Directions for this task -
How many lines in the records below contain the word "location"? Answer with the number alone.

Stored data:
☆ ☆ ☆ ☆
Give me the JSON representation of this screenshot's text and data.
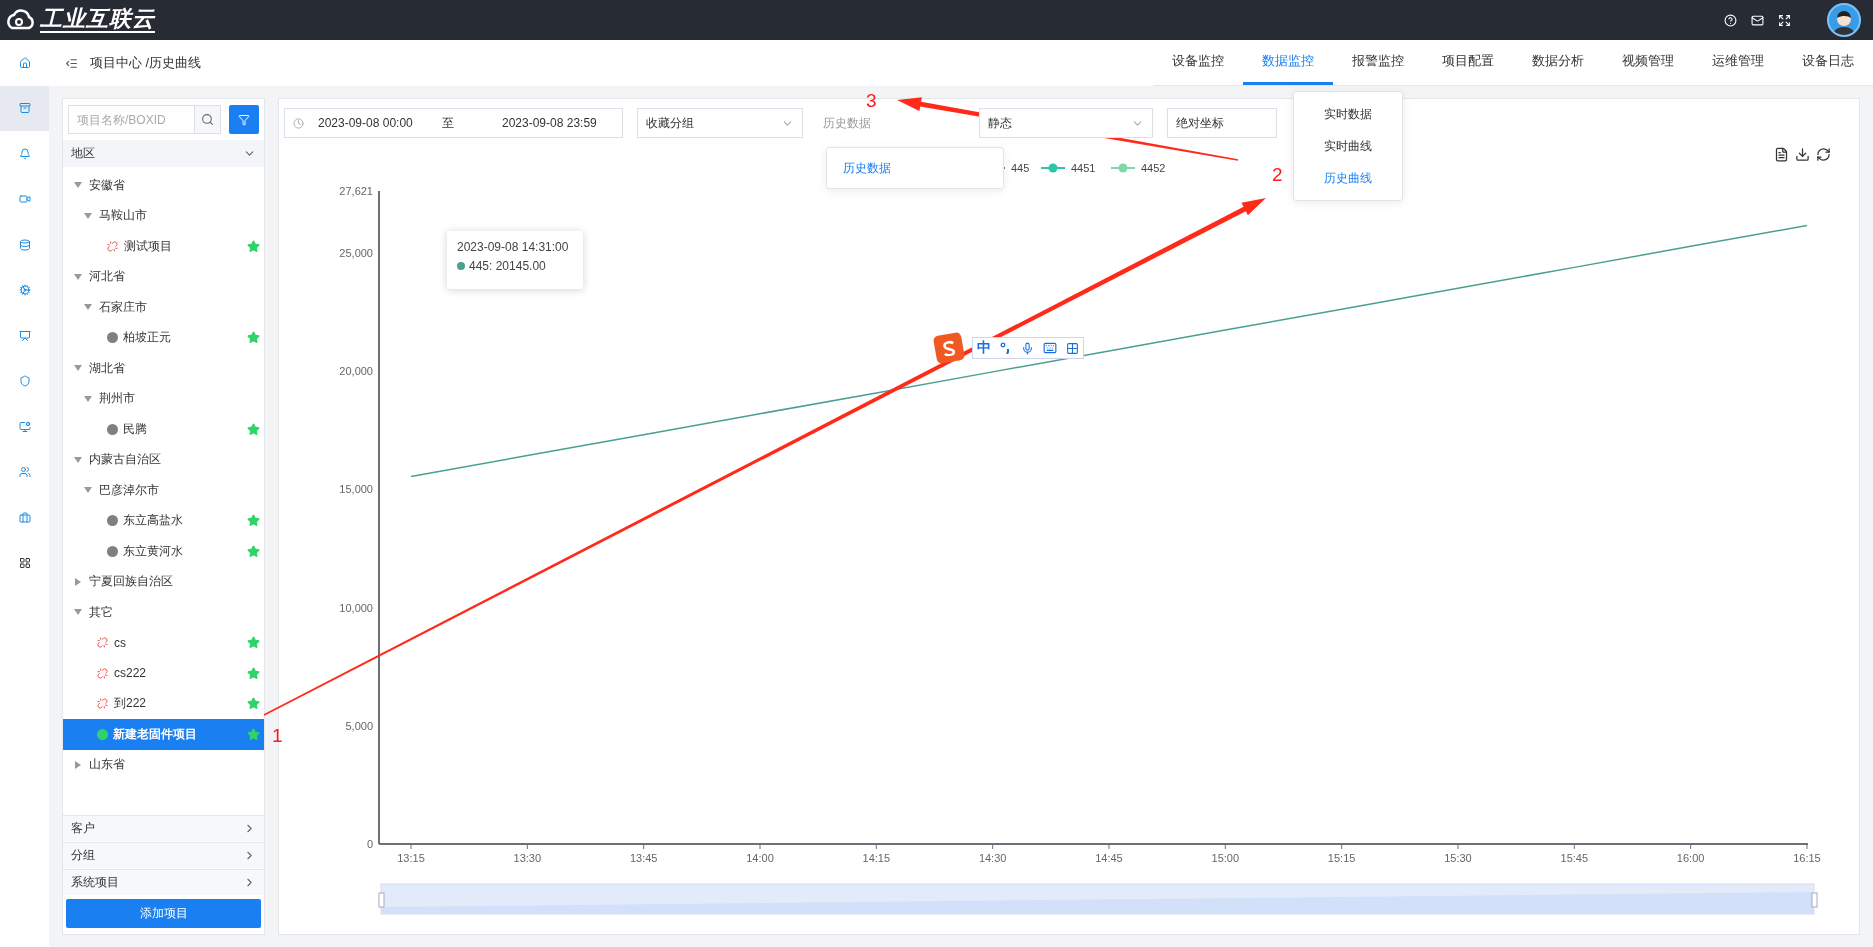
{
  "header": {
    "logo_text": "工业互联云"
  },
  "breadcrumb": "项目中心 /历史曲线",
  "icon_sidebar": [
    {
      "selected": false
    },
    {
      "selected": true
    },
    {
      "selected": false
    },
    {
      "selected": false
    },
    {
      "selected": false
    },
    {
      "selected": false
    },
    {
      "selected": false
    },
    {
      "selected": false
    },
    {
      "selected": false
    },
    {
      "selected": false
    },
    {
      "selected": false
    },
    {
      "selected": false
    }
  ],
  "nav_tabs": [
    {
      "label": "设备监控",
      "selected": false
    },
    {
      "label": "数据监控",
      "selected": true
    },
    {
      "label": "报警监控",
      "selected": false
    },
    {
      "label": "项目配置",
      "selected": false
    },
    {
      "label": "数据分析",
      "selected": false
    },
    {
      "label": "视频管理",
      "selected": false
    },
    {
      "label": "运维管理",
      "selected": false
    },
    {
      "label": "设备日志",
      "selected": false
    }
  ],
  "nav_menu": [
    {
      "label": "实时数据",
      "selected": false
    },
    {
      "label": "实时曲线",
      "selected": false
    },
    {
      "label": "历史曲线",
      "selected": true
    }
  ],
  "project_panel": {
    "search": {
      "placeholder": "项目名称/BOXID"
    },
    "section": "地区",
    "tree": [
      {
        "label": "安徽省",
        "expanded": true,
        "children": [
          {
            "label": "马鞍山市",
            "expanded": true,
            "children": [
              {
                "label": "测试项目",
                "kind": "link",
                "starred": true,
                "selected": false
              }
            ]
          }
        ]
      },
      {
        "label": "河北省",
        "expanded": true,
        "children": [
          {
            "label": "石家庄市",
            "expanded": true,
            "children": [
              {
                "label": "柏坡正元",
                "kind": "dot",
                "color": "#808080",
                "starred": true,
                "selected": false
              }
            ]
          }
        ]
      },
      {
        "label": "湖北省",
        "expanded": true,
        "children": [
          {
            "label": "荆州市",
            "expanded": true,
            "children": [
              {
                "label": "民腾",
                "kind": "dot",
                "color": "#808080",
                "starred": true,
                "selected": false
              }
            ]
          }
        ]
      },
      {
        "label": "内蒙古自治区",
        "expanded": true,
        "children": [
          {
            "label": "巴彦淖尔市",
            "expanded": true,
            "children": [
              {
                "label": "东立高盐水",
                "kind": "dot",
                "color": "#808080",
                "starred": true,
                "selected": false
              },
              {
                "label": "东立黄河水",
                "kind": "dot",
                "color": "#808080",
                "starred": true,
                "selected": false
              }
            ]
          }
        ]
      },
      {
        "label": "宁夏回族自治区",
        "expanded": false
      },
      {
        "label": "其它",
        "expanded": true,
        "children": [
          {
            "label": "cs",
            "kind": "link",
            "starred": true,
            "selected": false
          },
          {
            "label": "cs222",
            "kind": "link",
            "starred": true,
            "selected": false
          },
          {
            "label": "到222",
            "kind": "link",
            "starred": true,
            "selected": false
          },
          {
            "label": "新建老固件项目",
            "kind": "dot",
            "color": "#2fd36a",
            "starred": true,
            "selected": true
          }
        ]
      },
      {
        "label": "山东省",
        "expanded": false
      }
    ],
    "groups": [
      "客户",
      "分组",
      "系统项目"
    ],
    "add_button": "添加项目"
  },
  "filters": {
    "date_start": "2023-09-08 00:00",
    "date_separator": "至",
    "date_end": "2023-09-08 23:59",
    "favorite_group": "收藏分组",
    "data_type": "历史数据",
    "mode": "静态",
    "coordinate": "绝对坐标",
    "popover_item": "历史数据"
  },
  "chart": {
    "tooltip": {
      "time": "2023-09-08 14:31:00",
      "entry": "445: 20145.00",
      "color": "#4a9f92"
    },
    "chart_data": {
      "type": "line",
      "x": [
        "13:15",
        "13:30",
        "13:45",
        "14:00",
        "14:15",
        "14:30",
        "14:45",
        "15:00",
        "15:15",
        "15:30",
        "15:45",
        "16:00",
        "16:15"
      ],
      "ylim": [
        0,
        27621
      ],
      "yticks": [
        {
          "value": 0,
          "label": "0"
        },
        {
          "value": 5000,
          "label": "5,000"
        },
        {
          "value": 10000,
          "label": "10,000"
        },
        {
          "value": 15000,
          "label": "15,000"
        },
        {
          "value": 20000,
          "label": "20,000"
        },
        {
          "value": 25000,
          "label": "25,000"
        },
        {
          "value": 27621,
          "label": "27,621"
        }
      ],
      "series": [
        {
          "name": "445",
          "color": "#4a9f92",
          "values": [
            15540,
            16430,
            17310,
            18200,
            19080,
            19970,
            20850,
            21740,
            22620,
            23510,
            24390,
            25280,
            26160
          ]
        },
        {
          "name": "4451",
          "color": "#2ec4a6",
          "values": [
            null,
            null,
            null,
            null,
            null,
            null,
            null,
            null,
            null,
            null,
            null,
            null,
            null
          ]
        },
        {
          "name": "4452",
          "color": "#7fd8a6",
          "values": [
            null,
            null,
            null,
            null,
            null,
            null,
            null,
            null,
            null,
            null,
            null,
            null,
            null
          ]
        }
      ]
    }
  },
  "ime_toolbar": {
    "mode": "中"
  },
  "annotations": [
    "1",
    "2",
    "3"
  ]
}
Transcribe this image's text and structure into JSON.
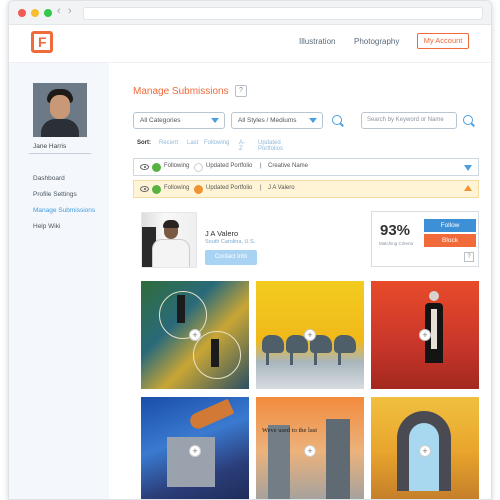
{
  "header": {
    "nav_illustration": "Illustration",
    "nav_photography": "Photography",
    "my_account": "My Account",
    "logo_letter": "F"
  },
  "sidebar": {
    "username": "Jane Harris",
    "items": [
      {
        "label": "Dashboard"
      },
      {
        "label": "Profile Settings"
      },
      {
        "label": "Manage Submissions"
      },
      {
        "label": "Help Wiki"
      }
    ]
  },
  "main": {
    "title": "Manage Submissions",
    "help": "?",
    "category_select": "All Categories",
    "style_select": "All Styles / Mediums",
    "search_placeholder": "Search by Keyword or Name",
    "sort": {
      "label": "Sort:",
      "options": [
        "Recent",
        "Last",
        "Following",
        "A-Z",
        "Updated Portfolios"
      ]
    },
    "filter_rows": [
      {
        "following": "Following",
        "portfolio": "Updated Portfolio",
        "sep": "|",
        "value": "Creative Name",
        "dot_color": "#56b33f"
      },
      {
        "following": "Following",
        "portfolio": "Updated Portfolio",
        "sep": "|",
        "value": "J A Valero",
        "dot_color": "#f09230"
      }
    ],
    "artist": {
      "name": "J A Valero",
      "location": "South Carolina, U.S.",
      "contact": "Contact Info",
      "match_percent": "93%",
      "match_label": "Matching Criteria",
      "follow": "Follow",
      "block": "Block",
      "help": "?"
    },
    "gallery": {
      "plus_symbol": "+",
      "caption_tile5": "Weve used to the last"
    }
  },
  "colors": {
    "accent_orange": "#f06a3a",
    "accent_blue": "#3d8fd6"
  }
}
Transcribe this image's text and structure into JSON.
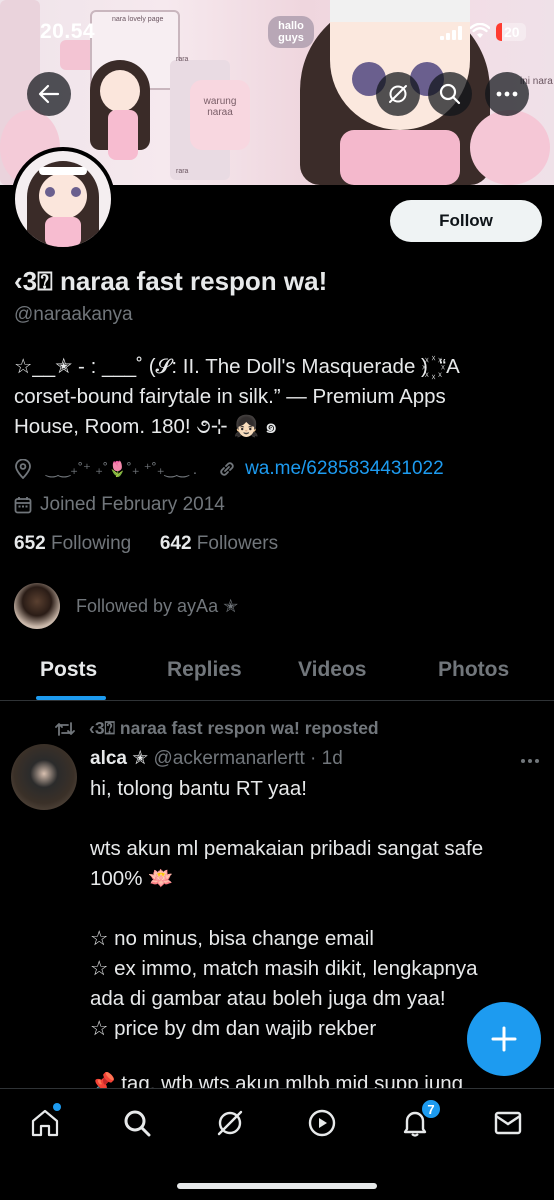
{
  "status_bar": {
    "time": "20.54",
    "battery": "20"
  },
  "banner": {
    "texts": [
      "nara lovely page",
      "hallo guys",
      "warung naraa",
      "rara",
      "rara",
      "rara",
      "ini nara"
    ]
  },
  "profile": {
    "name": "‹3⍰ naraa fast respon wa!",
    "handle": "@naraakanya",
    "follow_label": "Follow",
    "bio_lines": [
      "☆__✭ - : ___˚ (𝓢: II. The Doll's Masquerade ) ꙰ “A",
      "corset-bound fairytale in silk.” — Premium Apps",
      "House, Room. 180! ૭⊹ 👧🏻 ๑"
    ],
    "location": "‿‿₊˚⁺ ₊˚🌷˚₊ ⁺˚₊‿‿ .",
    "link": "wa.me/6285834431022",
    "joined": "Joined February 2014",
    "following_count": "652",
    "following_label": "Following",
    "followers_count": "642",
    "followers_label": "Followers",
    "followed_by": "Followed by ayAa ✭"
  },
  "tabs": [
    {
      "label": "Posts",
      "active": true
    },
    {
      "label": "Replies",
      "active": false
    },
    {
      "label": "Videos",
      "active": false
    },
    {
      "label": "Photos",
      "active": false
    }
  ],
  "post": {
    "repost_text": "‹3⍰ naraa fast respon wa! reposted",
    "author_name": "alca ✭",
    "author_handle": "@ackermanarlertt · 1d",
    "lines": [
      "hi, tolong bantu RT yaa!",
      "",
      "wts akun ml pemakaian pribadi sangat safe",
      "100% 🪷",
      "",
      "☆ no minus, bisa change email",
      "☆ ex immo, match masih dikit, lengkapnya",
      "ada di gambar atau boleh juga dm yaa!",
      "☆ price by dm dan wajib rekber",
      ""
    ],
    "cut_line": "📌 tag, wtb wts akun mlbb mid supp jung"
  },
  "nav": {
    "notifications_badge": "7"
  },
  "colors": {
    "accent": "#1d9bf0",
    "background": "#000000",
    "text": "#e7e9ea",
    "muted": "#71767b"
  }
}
☆ ☆ ☆ ☆
Answer for this exercise -
2